Written exercise: Reproduce word for word the part of the passage on vehicle history searches from "So how can you" to "a different way.".

Given passage:
****

So how can you run a VIN search or vehicle history on a motor vehicle in the United States? There are several different methods to do this, and each one of them has some pros and cons. You want to make sure that the type of search you’re doing matches the kind of records you need. For example, you may want to know about liens, salvage, back taxes, or stolen vehicles, and each one of these is going to be searched in a different way.

Legal Restrictions and Exemptions
First of all, be aware that some vehicle information is protected under federal law called the Driver’s Privacy Protection Act (DPPA), so some information you’re not going to get unless you run a certain type of search that bypasses the DPPA using an exemption that you can apply for. Depending upon if you’re looking to find out the history of the vehicle, the last owner’s name, things about liens, or things about salvage, there are a couple of ways to go about doing it, and we’ll look at both of them.

National Motor Vehicle Title Information System (NMVTIS)

****

[Stored dataset items]
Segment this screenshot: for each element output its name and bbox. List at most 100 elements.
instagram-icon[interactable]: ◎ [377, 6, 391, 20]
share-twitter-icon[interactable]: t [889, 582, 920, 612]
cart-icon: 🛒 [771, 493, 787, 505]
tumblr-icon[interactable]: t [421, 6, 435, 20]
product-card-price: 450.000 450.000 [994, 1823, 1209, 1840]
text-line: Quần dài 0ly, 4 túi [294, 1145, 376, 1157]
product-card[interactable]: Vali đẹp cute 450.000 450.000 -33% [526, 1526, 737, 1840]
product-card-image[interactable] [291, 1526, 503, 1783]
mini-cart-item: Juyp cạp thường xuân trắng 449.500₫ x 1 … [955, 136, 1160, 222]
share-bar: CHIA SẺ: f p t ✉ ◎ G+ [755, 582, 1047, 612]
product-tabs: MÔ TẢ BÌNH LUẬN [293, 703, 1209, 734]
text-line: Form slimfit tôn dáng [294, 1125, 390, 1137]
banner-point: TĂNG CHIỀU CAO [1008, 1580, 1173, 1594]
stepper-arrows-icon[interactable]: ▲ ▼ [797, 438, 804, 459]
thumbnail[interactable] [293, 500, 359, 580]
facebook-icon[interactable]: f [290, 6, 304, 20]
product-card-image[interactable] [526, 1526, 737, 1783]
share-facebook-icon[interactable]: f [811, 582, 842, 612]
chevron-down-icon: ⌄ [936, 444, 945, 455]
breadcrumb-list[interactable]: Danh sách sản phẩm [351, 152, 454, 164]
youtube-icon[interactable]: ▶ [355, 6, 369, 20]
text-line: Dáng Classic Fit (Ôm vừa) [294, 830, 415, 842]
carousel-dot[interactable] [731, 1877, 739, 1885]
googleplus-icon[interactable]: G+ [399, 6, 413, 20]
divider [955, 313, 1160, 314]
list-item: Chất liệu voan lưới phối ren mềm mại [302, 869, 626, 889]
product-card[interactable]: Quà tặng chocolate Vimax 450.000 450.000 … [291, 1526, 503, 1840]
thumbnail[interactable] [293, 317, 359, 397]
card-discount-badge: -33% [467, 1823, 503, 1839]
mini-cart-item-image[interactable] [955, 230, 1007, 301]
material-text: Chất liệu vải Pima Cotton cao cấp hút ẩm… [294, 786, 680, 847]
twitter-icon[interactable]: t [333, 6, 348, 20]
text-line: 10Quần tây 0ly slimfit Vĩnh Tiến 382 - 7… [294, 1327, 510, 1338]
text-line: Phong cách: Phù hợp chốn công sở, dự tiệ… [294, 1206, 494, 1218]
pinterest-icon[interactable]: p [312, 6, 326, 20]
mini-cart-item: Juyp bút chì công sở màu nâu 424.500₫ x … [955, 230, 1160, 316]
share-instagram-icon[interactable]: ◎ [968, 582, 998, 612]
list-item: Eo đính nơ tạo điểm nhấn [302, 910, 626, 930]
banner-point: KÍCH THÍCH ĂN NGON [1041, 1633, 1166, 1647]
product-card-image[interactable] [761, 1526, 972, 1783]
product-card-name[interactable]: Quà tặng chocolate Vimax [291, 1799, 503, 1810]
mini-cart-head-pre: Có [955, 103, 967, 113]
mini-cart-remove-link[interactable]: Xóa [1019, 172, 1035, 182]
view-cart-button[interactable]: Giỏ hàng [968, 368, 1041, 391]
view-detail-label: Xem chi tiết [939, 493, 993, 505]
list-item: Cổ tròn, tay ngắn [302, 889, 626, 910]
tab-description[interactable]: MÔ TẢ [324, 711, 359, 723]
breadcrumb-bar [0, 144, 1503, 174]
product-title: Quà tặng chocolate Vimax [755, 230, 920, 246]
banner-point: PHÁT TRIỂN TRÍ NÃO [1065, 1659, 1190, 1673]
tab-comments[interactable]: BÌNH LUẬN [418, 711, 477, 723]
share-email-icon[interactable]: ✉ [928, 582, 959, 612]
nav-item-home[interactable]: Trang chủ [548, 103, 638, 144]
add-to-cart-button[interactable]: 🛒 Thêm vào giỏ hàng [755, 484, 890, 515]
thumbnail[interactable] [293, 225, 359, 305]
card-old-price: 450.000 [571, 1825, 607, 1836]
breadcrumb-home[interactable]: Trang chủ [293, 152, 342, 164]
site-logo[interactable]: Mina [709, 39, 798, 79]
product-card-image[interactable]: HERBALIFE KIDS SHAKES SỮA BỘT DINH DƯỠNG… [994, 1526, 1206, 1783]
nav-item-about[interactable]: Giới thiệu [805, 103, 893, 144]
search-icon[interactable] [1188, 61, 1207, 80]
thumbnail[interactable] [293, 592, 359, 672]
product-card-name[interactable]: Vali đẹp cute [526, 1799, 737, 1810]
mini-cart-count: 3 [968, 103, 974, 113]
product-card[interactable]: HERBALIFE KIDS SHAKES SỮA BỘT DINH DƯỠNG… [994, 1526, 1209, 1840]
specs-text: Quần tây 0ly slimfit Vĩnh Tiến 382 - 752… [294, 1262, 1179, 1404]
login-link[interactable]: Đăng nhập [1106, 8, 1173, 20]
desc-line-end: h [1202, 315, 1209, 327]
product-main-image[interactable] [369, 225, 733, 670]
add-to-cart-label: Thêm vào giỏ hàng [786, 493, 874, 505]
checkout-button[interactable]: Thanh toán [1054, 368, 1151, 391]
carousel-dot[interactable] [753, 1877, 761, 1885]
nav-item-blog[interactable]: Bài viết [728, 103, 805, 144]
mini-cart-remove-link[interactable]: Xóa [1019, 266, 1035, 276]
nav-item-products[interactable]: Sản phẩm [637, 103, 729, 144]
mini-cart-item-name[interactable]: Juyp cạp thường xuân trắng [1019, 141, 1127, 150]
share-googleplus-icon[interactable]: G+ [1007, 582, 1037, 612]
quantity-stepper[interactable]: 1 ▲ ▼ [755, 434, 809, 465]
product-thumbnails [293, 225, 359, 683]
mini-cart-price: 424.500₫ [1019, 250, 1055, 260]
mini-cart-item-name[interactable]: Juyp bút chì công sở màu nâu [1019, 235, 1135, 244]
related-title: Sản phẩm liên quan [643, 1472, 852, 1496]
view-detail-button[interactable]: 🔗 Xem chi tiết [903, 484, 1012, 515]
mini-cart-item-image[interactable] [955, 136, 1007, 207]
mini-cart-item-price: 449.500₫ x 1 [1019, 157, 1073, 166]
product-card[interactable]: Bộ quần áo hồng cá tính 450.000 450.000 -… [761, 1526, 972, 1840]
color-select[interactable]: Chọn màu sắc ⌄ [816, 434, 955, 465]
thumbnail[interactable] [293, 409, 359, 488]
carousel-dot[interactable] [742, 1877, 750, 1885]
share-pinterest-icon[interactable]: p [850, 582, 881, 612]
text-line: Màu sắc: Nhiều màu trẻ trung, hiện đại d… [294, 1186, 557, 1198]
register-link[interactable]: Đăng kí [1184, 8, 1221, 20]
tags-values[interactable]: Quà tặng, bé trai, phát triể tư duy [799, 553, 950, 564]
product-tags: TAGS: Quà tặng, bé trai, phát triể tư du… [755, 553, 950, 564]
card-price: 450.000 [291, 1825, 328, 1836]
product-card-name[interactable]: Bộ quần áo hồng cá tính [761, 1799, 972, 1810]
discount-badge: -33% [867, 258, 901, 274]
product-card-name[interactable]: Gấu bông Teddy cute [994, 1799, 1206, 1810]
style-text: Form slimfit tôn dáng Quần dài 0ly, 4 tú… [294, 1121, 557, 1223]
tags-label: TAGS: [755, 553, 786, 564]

****

Output for this task:
So how can you run a VIN search or vehicle history on a motor vehicle in the United States? There are several different methods to do this, and each one of them has some pros and cons. You want to make sure that the type of search you’re doing matches the kind of records you need. For example, you may want to know about liens, salvage, back taxes, or stolen vehicles, and each one of these is going to be searched in a different way.